* **Exercise prompt**:
Retype all the records with nothing changed.

* **Data to use**:
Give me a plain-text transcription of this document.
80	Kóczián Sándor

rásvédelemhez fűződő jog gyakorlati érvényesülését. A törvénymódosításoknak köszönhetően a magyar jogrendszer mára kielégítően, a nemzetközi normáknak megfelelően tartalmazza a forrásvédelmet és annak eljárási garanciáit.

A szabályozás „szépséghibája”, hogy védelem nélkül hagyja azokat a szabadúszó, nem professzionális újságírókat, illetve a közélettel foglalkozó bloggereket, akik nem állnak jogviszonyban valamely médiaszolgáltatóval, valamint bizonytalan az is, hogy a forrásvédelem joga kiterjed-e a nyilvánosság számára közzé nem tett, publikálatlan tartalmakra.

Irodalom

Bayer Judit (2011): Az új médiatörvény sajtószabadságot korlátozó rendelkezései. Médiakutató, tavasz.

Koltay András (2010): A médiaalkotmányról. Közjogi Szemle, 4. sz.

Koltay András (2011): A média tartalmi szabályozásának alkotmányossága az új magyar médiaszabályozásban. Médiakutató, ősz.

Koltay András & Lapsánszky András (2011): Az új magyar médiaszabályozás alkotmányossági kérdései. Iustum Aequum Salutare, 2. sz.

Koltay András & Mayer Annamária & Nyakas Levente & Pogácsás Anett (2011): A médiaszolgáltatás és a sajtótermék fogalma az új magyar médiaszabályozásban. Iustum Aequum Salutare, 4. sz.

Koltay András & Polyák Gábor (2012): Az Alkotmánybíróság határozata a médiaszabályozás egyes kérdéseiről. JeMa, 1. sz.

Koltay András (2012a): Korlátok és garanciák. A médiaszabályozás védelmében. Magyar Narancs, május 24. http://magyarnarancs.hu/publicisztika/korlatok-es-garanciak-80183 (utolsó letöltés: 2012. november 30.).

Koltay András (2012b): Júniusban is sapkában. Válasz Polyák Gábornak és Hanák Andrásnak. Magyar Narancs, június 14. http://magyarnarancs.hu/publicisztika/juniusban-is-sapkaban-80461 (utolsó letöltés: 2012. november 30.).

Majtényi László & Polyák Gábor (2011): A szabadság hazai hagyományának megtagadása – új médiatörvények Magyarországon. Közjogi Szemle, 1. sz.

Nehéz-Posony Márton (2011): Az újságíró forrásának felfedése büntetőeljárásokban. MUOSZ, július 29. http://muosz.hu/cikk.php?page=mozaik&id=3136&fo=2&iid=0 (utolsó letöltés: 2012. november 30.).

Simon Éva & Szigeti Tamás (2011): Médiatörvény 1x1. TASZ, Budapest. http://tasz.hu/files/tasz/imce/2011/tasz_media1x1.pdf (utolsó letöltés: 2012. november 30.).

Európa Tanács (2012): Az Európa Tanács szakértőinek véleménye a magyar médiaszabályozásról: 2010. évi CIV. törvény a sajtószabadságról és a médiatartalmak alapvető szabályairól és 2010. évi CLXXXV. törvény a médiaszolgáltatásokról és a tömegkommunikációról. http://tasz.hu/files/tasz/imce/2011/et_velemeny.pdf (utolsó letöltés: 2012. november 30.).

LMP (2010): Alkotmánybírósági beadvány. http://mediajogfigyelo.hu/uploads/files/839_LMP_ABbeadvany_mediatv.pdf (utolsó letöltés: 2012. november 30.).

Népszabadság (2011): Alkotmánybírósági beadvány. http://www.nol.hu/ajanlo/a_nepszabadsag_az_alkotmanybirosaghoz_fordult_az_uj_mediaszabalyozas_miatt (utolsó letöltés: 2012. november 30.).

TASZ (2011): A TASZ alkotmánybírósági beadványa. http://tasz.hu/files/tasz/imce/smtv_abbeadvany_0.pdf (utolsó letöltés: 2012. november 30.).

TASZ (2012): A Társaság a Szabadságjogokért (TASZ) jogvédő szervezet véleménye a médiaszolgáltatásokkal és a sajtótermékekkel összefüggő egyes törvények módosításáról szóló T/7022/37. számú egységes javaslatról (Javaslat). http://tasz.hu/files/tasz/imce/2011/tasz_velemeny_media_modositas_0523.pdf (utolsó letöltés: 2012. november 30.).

* **Reply to the exercise**:
Give me a plain-text transcription of this document.
80	Kóczián Sándor

rásvédelemhez fűződő jog gyakorlati érvényesülését. A törvénymódosításoknak köszönhetően a magyar jogrendszer mára kielégítően, a nemzetközi normáknak megfelelően tartalmazza a forrásvédelmet és annak eljárási garanciáit.

A szabályozás „szépséghibája”, hogy védelem nélkül hagyja azokat a szabadúszó, nem professzionális újságírókat, illetve a közélettel foglalkozó bloggereket, akik nem állnak jogviszonyban valamely médiaszolgáltatóval, valamint bizonytalan az is, hogy a forrásvédelem joga kiterjed-e a nyilvánosság számára közzé nem tett, publikálatlan tartalmakra.

Irodalom

Bayer Judit (2011): Az új médiatörvény sajtószabadságot korlátozó rendelkezései. Médiakutató, tavasz.

Koltay András (2010): A médiaalkotmányról. Közjogi Szemle, 4. sz.

Koltay András (2011): A média tartalmi szabályozásának alkotmányossága az új magyar médiaszabályozásban. Médiakutató, ősz.

Koltay András & Lapsánszky András (2011): Az új magyar médiaszabályozás alkotmányossági kérdései. Iustum Aequum Salutare, 2. sz.

Koltay András & Mayer Annamária & Nyakas Levente & Pogácsás Anett (2011): A médiaszolgáltatás és a sajtótermék fogalma az új magyar médiaszabályozásban. Iustum Aequum Salutare, 4. sz.

Koltay András & Polyák Gábor (2012): Az Alkotmánybíróság határozata a médiaszabályozás egyes kérdéseiről. JeMa, 1. sz.

Koltay András (2012a): Korlátok és garanciák. A médiaszabályozás védelmében. Magyar Narancs, május 24. http://magyarnarancs.hu/publicisztika/korlatok-es-garanciak-80183 (utolsó letöltés: 2012. november 30.).

Koltay András (2012b): Júniusban is sapkában. Válasz Polyák Gábornak és Hanák Andrásnak. Magyar Narancs, június 14. http://magyarnarancs.hu/publicisztika/juniusban-is-sapkaban-80461 (utolsó letöltés: 2012. november 30.).

Majtényi László & Polyák Gábor (2011): A szabadság hazai hagyományának megtagadása – új médiatörvények Magyarországon. Közjogi Szemle, 1. sz.

Nehéz-Posony Márton (2011): Az újságíró forrásának felfedése büntetőeljárásokban. MUOSZ, július 29. http://muosz.hu/cikk.php?page=mozaik&id=3136&fo=2&iid=0 (utolsó letöltés: 2012. november 30.).

Simon Éva & Szigeti Tamás (2011): Médiatörvény 1x1. TASZ, Budapest. http://tasz.hu/files/tasz/imce/2011/tasz_media1x1.pdf (utolsó letöltés: 2012. november 30.).

Európa Tanács (2012): Az Európa Tanács szakértőinek véleménye a magyar médiaszabályozásról: 2010. évi CIV. törvény a sajtószabadságról és a médiatartalmak alapvető szabályairól és 2010. évi CLXXXV. törvény a médiaszolgáltatásokról és a tömegkommunikációról. http://tasz.hu/files/tasz/imce/2011/et_velemeny.pdf (utolsó letöltés: 2012. november 30.).

LMP (2010): Alkotmánybírósági beadvány. http://mediajogfigyelo.hu/uploads/files/839_LMP_ABbeadvany_mediatv.pdf (utolsó letöltés: 2012. november 30.).

Népszabadság (2011): Alkotmánybírósági beadvány. http://www.nol.hu/ajanlo/a_nepszabadsag_az_alkotmanybirosaghoz_fordult_az_uj_mediaszabalyozas_miatt (utolsó letöltés: 2012. november 30.).

TASZ (2011): A TASZ alkotmánybírósági beadványa. http://tasz.hu/files/tasz/imce/smtv_abbeadvany_0.pdf (utolsó letöltés: 2012. november 30.).

TASZ (2012): A Társaság a Szabadságjogokért (TASZ) jogvédő szervezet véleménye a médiaszolgáltatásokkal és a sajtótermékekkel összefüggő egyes törvények módosításáról szóló T/7022/37. számú egységes javaslatról (Javaslat). http://tasz.hu/files/tasz/imce/2011/tasz_velemeny_media_modositas_0523.pdf (utolsó letöltés: 2012. november 30.).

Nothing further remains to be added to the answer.